## Your instructions
Pictures do not belong in the copy; restate the records below word for word.

[Extracted data entries]
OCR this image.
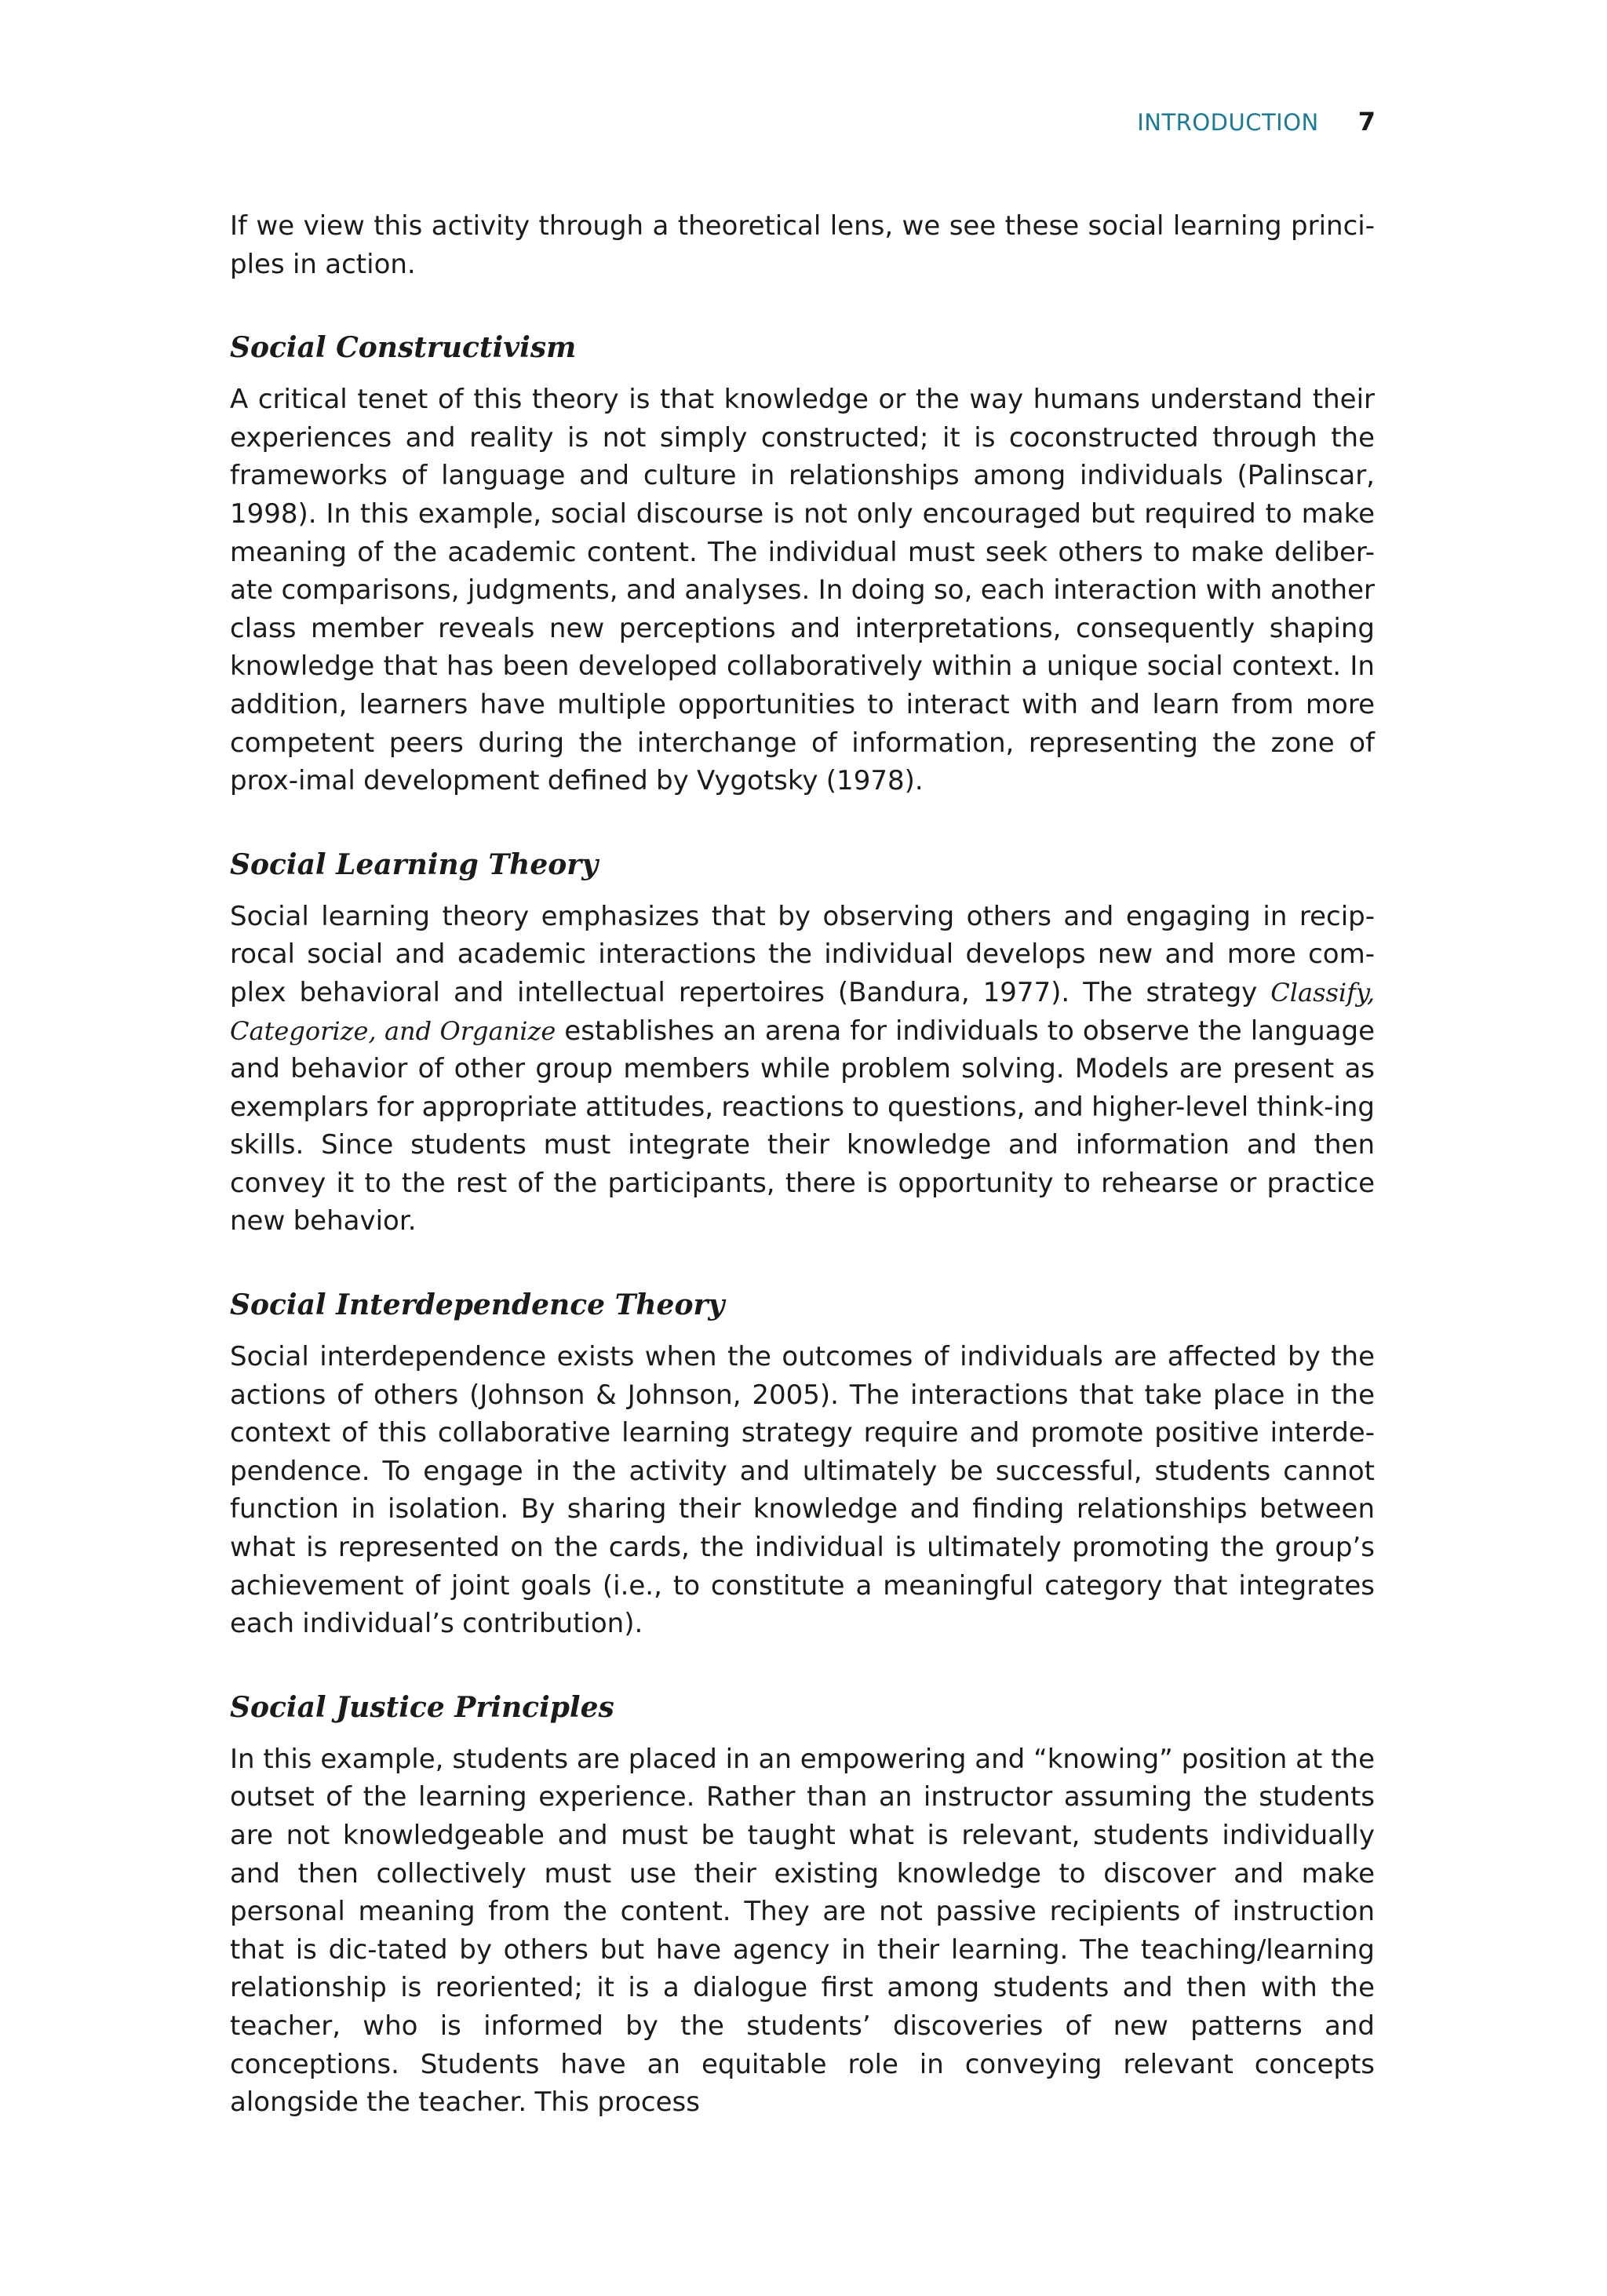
INTRODUCTION 7

If we view this activity through a theoretical lens, we see these social learning princi-ples in action.

Social Constructivism

A critical tenet of this theory is that knowledge or the way humans understand their experiences and reality is not simply constructed; it is coconstructed through the frameworks of language and culture in relationships among individuals (Palinscar, 1998). In this example, social discourse is not only encouraged but required to make meaning of the academic content. The individual must seek others to make deliber-ate comparisons, judgments, and analyses. In doing so, each interaction with another class member reveals new perceptions and interpretations, consequently shaping knowledge that has been developed collaboratively within a unique social context. In addition, learners have multiple opportunities to interact with and learn from more competent peers during the interchange of information, representing the zone of prox-imal development defined by Vygotsky (1978).

Social Learning Theory

Social learning theory emphasizes that by observing others and engaging in recip-rocal social and academic interactions the individual develops new and more com-plex behavioral and intellectual repertoires (Bandura, 1977). The strategy Classify, Categorize, and Organize establishes an arena for individuals to observe the language and behavior of other group members while problem solving. Models are present as exemplars for appropriate attitudes, reactions to questions, and higher-level think-ing skills. Since students must integrate their knowledge and information and then convey it to the rest of the participants, there is opportunity to rehearse or practice new behavior.

Social Interdependence Theory

Social interdependence exists when the outcomes of individuals are affected by the actions of others (Johnson & Johnson, 2005). The interactions that take place in the context of this collaborative learning strategy require and promote positive interde-pendence. To engage in the activity and ultimately be successful, students cannot function in isolation. By sharing their knowledge and finding relationships between what is represented on the cards, the individual is ultimately promoting the group’s achievement of joint goals (i.e., to constitute a meaningful category that integrates each individual’s contribution).

Social Justice Principles

In this example, students are placed in an empowering and “knowing” position at the outset of the learning experience. Rather than an instructor assuming the students are not knowledgeable and must be taught what is relevant, students individually and then collectively must use their existing knowledge to discover and make personal meaning from the content. They are not passive recipients of instruction that is dic-tated by others but have agency in their learning. The teaching/learning relationship is reoriented; it is a dialogue first among students and then with the teacher, who is informed by the students’ discoveries of new patterns and conceptions. Students have an equitable role in conveying relevant concepts alongside the teacher. This process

## Solution to this task
OCR this image.
INTRODUCTION 7

If we view this activity through a theoretical lens, we see these social learning princi-ples in action.

Social Constructivism

A critical tenet of this theory is that knowledge or the way humans understand their experiences and reality is not simply constructed; it is coconstructed through the frameworks of language and culture in relationships among individuals (Palinscar, 1998). In this example, social discourse is not only encouraged but required to make meaning of the academic content. The individual must seek others to make deliber-ate comparisons, judgments, and analyses. In doing so, each interaction with another class member reveals new perceptions and interpretations, consequently shaping knowledge that has been developed collaboratively within a unique social context. In addition, learners have multiple opportunities to interact with and learn from more competent peers during the interchange of information, representing the zone of prox-imal development defined by Vygotsky (1978).

Social Learning Theory

Social learning theory emphasizes that by observing others and engaging in recip-rocal social and academic interactions the individual develops new and more com-plex behavioral and intellectual repertoires (Bandura, 1977). The strategy Classify, Categorize, and Organize establishes an arena for individuals to observe the language and behavior of other group members while problem solving. Models are present as exemplars for appropriate attitudes, reactions to questions, and higher-level think-ing skills. Since students must integrate their knowledge and information and then convey it to the rest of the participants, there is opportunity to rehearse or practice new behavior.

Social Interdependence Theory

Social interdependence exists when the outcomes of individuals are affected by the actions of others (Johnson & Johnson, 2005). The interactions that take place in the context of this collaborative learning strategy require and promote positive interde-pendence. To engage in the activity and ultimately be successful, students cannot function in isolation. By sharing their knowledge and finding relationships between what is represented on the cards, the individual is ultimately promoting the group’s achievement of joint goals (i.e., to constitute a meaningful category that integrates each individual’s contribution).

Social Justice Principles

In this example, students are placed in an empowering and “knowing” position at the outset of the learning experience. Rather than an instructor assuming the students are not knowledgeable and must be taught what is relevant, students individually and then collectively must use their existing knowledge to discover and make personal meaning from the content. They are not passive recipients of instruction that is dic-tated by others but have agency in their learning. The teaching/learning relationship is reoriented; it is a dialogue first among students and then with the teacher, who is informed by the students’ discoveries of new patterns and conceptions. Students have an equitable role in conveying relevant concepts alongside the teacher. This process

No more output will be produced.